● DESCRIPTION OF THE TASK: Your answer should be only a number: how many lines include the word "sont".

::: TASK INPUT

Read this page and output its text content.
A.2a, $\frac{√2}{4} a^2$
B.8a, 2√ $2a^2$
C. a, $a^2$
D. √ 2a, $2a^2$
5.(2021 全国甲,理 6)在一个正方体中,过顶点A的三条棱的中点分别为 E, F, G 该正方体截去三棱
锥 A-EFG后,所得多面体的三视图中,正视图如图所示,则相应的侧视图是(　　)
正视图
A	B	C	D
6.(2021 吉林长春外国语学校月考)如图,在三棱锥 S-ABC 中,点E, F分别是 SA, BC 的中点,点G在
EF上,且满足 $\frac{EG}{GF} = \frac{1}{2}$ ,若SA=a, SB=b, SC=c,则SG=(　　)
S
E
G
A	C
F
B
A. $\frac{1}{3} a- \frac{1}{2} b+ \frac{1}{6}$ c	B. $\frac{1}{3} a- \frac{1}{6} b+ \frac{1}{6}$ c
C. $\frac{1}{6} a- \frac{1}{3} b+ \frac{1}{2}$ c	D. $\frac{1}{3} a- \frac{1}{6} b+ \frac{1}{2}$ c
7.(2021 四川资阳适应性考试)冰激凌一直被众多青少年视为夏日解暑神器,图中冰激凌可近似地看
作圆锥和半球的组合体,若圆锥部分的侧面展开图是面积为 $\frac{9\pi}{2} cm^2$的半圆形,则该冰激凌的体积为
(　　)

::::::
::: TASK INPUT

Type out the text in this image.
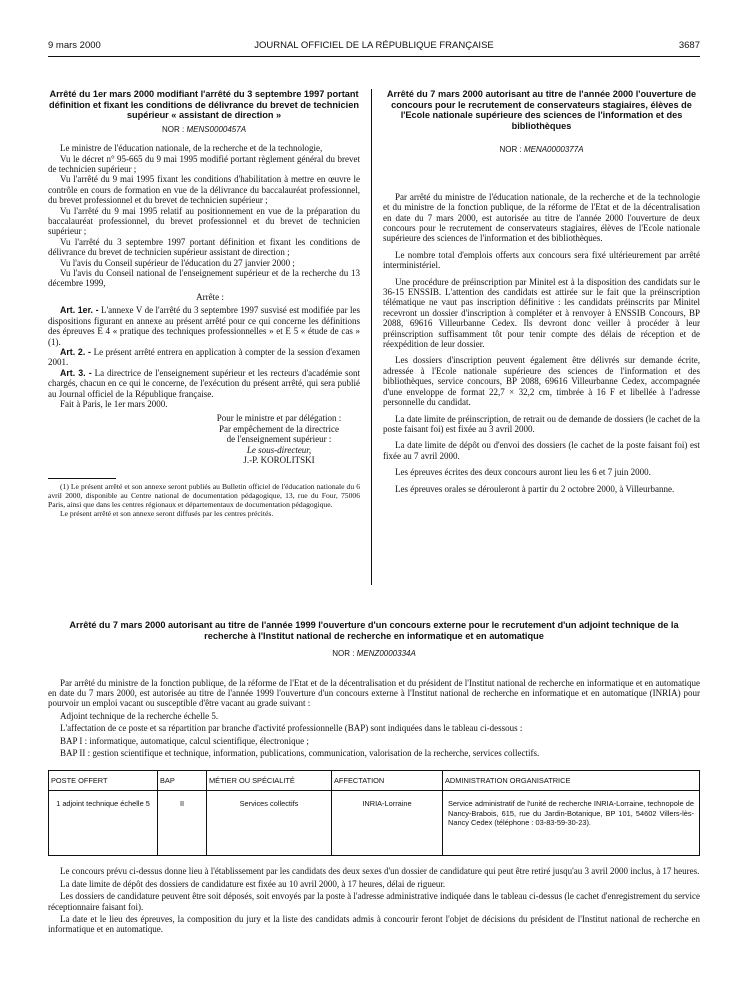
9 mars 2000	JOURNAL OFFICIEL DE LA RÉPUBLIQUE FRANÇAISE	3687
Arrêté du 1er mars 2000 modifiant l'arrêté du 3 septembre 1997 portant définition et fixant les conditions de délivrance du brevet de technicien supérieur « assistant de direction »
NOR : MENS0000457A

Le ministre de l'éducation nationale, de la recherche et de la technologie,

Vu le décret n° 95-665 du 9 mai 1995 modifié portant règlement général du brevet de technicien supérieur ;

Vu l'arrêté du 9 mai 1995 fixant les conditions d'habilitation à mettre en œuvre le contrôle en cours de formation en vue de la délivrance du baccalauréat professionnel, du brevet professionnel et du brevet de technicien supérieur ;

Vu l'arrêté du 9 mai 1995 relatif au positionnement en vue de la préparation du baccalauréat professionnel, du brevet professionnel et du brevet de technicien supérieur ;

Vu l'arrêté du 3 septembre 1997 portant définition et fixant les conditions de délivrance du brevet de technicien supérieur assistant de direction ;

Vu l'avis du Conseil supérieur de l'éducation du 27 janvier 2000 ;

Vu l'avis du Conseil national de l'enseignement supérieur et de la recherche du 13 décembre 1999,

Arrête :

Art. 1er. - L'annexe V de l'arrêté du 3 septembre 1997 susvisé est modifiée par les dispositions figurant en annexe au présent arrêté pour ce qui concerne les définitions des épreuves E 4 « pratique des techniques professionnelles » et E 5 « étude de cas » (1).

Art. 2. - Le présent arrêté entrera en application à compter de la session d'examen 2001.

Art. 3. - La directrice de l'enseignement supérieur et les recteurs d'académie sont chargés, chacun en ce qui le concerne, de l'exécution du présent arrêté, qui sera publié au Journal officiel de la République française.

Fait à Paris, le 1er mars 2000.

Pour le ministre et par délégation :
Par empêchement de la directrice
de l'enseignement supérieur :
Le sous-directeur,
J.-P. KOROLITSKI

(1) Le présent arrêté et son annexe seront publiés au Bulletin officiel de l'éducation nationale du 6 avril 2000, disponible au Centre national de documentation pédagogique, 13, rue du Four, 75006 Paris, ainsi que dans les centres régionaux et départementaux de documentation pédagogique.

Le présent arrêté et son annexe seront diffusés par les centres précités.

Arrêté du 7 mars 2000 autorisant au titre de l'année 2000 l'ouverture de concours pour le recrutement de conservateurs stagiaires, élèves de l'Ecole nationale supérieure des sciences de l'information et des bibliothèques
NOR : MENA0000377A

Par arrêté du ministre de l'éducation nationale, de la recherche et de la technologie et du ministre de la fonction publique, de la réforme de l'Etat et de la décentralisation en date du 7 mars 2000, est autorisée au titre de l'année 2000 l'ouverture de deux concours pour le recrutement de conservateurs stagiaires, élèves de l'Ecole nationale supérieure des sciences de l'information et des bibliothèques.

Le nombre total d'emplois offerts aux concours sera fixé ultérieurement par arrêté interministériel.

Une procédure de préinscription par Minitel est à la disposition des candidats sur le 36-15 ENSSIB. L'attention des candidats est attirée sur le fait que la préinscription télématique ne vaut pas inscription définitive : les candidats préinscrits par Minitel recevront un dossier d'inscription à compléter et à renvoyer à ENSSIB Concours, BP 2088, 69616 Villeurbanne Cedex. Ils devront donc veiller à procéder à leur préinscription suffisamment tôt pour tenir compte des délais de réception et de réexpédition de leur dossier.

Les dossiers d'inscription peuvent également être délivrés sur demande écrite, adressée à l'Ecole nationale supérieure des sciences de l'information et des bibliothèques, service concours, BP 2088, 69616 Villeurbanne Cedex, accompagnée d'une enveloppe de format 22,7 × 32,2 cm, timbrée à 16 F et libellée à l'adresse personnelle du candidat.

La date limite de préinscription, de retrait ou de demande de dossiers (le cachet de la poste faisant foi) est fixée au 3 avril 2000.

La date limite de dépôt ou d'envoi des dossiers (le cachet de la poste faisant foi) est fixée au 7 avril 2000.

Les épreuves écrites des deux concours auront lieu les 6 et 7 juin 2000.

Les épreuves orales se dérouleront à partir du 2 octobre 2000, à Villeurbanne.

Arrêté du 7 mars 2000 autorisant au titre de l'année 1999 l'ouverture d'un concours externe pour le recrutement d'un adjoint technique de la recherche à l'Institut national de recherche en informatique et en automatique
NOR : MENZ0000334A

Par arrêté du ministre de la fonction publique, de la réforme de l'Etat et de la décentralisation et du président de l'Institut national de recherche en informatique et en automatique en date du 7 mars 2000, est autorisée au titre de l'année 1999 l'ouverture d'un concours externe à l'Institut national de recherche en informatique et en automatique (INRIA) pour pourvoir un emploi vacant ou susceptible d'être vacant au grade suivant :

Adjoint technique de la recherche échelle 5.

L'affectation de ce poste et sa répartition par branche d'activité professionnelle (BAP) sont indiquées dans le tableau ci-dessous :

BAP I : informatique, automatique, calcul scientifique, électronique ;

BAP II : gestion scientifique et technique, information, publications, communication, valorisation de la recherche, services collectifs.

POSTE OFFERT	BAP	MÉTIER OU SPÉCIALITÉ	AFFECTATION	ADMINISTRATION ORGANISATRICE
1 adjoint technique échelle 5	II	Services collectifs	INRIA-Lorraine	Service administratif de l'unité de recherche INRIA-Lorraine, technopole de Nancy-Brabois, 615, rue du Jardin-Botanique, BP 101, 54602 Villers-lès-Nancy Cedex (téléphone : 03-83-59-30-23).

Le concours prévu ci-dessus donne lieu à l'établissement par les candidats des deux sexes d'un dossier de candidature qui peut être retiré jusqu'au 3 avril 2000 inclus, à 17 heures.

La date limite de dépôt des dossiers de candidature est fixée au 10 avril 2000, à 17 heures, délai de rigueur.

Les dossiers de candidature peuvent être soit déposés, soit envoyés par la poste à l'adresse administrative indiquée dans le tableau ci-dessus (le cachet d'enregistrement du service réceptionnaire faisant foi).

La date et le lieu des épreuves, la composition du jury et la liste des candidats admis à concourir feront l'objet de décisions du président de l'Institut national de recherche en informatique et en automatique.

::::::

● PROBLEM SOLUTION: 2